Some records
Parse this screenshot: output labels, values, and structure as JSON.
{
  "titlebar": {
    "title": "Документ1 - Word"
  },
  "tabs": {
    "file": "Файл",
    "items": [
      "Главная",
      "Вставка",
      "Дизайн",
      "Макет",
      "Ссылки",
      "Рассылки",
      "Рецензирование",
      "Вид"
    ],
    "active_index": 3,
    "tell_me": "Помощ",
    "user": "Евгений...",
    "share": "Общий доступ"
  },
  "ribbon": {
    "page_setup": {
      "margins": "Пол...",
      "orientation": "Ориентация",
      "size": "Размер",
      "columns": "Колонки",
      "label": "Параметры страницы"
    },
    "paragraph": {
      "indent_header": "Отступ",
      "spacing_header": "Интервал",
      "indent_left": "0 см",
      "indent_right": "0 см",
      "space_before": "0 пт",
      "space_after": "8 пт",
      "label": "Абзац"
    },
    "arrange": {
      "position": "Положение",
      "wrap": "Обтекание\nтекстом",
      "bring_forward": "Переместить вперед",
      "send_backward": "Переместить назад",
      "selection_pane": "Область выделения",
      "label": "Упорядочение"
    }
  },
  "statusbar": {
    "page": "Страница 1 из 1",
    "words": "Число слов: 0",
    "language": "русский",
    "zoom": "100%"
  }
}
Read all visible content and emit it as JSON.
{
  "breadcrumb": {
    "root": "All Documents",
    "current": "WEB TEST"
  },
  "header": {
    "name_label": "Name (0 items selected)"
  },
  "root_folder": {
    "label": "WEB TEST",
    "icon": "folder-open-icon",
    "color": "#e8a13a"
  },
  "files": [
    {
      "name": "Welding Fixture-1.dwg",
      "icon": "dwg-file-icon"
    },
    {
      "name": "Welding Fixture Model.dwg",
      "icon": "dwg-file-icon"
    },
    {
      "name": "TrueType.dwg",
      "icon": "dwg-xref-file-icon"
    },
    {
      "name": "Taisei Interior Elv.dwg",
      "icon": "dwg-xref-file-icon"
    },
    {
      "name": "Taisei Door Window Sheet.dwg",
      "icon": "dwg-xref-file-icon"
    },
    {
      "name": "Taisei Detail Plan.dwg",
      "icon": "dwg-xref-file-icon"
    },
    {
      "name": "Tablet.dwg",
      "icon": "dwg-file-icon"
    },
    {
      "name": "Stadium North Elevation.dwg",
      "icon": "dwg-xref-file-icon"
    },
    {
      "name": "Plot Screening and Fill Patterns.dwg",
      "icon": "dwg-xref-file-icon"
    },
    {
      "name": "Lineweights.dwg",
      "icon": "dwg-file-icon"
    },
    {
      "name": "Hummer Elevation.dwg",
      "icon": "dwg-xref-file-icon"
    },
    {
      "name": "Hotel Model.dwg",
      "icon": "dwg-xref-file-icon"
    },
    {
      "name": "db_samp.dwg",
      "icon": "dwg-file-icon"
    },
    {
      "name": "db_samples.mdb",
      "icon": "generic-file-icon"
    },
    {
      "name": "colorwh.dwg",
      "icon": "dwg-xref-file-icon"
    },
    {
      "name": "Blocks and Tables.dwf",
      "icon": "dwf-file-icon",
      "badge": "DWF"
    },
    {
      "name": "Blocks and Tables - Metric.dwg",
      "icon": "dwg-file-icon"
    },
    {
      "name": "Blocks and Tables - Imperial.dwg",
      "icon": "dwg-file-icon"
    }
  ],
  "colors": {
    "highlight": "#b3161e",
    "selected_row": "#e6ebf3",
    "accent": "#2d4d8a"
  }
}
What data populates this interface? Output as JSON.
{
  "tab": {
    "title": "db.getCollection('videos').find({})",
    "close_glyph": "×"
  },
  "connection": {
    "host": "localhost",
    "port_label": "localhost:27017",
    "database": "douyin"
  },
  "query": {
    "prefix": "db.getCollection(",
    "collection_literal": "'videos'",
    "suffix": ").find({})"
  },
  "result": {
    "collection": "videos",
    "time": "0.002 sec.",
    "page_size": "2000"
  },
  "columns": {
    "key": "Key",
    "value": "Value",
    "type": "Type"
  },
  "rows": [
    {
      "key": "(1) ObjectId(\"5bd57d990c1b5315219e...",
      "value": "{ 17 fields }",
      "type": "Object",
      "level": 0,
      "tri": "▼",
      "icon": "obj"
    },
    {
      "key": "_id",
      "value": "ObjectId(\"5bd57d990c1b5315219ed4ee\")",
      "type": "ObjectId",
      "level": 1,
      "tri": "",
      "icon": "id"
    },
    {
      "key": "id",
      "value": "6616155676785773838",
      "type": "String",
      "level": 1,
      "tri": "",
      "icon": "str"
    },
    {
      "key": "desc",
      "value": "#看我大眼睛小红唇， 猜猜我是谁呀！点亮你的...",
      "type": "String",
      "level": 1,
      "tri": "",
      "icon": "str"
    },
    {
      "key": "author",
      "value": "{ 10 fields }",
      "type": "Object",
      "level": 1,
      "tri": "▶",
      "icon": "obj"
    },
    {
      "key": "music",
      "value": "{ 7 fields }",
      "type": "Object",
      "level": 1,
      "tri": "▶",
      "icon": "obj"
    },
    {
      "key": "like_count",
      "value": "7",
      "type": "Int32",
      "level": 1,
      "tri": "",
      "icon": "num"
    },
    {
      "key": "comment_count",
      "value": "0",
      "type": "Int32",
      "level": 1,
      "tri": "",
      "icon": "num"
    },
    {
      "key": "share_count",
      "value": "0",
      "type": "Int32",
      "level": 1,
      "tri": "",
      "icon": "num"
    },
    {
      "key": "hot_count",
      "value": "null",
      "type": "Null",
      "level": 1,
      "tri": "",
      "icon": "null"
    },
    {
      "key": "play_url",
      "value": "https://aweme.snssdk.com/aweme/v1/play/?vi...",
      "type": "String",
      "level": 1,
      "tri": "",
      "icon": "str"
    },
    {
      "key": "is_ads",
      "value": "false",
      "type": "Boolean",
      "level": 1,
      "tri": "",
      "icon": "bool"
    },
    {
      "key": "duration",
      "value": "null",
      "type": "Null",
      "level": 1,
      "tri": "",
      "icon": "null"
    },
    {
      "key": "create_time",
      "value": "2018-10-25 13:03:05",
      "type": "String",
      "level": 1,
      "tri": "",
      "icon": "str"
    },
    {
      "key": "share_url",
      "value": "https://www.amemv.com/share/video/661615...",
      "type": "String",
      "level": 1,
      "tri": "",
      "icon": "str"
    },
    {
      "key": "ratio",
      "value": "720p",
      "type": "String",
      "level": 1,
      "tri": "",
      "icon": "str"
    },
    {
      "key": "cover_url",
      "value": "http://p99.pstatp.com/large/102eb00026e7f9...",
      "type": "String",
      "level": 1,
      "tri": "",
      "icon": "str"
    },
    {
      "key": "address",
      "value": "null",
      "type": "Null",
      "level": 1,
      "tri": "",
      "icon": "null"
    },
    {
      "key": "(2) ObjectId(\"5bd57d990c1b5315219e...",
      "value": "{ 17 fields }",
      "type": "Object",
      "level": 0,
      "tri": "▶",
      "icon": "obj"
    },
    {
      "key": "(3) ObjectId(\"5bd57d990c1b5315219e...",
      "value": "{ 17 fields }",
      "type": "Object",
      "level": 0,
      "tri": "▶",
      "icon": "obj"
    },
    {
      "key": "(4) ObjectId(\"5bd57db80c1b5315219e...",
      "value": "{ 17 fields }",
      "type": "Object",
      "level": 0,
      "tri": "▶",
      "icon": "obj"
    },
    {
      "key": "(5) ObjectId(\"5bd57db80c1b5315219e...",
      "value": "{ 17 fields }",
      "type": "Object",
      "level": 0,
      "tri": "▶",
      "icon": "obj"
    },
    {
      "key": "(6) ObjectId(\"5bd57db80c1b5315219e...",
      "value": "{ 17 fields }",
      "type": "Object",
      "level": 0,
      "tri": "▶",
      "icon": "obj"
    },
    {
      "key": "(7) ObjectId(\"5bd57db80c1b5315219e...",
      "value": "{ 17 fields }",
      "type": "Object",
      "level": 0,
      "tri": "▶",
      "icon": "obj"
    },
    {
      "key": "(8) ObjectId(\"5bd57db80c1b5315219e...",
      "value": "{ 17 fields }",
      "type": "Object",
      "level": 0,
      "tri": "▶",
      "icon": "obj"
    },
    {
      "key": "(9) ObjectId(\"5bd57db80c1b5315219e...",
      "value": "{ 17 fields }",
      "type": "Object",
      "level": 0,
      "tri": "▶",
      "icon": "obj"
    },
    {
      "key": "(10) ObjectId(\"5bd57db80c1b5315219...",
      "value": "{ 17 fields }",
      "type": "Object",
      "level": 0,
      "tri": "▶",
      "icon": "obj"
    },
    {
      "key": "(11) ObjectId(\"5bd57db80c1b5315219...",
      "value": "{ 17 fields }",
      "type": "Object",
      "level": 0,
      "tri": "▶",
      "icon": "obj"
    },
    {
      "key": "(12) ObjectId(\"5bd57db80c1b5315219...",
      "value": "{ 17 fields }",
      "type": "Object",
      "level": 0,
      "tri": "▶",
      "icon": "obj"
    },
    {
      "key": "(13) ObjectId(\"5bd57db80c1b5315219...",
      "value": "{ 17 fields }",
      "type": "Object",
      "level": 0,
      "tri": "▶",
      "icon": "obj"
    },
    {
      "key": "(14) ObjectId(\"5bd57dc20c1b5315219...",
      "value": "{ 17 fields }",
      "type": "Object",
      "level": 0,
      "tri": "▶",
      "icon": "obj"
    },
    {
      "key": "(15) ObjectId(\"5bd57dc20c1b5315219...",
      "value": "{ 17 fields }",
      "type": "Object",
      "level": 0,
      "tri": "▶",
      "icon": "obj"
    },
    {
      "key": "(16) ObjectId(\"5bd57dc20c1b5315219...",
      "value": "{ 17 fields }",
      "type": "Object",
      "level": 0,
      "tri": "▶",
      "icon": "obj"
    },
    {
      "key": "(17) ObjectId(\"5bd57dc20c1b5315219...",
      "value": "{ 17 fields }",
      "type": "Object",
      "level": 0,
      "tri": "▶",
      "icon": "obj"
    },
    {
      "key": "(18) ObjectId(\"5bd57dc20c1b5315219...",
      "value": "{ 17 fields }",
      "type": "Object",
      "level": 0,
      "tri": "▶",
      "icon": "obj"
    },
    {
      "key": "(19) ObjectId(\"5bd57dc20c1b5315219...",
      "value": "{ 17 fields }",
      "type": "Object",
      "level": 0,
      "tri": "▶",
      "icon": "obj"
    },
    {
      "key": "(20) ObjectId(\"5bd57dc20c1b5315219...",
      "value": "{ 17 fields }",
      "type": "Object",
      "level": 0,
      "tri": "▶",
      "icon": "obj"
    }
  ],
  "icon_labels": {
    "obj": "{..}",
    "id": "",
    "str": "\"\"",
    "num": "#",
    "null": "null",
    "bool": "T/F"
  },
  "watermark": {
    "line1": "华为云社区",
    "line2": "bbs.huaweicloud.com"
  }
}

# [Request]
Where a line of the records above holds the word "videos", copy that line.

# [Exercise solution]
    "title": "db.getCollection('videos').find({})",
    "collection_literal": "'videos'",
    "collection": "videos",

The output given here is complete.